▶ _STATED EXERCISE_
How many lines of these records hold the string "views"? Reply with the number alone.
# # #
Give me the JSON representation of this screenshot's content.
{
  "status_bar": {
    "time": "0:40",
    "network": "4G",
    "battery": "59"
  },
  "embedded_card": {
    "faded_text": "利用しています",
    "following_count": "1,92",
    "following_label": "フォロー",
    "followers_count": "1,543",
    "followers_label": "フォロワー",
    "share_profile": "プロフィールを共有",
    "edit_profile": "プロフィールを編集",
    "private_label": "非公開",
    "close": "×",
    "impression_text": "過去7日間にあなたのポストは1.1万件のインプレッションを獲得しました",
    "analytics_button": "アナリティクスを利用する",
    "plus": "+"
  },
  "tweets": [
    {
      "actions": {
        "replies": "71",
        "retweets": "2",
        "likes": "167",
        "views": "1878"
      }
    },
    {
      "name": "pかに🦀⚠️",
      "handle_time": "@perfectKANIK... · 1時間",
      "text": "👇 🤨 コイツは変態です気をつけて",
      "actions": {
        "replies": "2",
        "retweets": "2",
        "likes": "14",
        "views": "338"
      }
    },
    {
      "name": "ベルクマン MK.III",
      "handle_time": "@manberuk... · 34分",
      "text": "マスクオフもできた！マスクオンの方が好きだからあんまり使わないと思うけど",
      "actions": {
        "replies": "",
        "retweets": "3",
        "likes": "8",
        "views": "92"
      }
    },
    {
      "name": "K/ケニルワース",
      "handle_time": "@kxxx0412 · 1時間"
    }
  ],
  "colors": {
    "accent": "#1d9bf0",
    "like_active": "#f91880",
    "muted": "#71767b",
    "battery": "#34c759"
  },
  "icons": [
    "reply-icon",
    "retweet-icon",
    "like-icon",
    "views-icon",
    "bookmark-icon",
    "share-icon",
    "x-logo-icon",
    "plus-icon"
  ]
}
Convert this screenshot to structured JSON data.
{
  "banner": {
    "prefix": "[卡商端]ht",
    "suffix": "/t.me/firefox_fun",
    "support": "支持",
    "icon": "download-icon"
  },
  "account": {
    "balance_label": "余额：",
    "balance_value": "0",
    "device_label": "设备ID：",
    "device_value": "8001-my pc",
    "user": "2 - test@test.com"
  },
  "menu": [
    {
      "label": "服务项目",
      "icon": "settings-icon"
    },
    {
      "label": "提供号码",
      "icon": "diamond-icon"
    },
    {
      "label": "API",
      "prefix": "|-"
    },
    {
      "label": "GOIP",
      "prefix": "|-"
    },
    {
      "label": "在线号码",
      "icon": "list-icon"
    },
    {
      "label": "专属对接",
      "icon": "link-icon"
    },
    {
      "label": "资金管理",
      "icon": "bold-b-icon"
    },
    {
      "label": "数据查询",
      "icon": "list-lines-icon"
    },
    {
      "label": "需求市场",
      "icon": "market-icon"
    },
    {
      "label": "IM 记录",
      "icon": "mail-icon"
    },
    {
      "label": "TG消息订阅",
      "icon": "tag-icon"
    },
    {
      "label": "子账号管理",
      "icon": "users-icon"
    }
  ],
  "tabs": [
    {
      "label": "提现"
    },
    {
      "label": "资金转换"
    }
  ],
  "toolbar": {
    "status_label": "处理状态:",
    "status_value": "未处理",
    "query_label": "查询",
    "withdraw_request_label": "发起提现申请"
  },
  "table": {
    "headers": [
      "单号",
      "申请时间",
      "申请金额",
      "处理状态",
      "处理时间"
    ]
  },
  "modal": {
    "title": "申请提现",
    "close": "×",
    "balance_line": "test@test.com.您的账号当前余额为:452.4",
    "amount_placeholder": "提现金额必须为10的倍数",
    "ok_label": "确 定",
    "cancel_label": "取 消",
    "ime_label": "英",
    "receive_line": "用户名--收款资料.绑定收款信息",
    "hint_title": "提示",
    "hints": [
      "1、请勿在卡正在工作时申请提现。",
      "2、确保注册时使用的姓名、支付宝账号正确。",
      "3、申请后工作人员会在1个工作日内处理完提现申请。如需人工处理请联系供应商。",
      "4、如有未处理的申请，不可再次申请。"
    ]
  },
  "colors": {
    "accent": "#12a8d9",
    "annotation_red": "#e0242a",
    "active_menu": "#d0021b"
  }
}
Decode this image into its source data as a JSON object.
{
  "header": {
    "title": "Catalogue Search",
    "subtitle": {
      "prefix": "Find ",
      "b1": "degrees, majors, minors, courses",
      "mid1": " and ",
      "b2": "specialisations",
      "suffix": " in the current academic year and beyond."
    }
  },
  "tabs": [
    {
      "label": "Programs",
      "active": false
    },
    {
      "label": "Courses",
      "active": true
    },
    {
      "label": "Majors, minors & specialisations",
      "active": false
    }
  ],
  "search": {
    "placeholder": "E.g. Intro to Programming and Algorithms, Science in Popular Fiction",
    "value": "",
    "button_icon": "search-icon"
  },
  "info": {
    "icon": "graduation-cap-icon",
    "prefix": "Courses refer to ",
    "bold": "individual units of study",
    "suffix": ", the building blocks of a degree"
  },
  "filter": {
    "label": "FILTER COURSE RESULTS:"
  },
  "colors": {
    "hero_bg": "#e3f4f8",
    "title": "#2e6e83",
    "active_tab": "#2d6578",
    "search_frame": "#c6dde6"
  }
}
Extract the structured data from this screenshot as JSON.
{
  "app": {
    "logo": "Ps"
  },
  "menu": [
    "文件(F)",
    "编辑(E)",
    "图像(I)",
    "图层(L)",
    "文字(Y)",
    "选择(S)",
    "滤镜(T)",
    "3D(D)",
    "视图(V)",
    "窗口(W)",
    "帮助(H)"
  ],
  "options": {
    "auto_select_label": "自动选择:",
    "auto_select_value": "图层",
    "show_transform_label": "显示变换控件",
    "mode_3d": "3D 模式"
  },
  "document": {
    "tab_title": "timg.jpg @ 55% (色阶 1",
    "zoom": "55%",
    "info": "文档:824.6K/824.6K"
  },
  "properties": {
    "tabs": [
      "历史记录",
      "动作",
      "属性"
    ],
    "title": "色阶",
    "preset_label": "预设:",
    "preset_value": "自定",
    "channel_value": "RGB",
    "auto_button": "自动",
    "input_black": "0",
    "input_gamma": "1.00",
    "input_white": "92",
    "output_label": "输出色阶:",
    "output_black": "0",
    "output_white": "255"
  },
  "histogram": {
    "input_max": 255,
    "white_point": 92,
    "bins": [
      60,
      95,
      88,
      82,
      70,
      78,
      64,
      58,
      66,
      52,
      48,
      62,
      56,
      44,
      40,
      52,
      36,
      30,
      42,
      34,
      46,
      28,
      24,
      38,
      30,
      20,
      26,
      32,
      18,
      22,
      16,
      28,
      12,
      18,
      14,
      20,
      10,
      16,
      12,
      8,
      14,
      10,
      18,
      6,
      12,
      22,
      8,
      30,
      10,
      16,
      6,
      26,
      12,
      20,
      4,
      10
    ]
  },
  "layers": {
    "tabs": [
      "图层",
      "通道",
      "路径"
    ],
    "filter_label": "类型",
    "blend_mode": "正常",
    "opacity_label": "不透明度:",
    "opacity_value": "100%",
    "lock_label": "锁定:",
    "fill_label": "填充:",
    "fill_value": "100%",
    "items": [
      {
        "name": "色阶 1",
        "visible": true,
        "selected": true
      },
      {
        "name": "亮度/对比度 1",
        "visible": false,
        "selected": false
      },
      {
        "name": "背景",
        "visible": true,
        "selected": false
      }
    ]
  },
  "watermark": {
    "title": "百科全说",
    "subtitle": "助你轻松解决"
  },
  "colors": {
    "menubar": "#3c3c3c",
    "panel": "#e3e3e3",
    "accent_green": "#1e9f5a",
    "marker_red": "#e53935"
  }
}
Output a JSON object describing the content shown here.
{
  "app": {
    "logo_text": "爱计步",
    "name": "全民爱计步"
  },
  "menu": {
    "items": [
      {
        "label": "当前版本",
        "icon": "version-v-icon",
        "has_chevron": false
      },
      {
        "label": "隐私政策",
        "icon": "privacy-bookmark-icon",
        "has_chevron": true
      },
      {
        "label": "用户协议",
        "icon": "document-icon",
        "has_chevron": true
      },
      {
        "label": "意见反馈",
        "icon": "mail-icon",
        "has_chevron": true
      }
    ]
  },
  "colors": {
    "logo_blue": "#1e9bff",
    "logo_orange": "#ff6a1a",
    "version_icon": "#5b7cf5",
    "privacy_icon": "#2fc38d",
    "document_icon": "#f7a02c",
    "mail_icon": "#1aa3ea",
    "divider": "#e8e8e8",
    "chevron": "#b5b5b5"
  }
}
# # #
▶ _REPLY_
4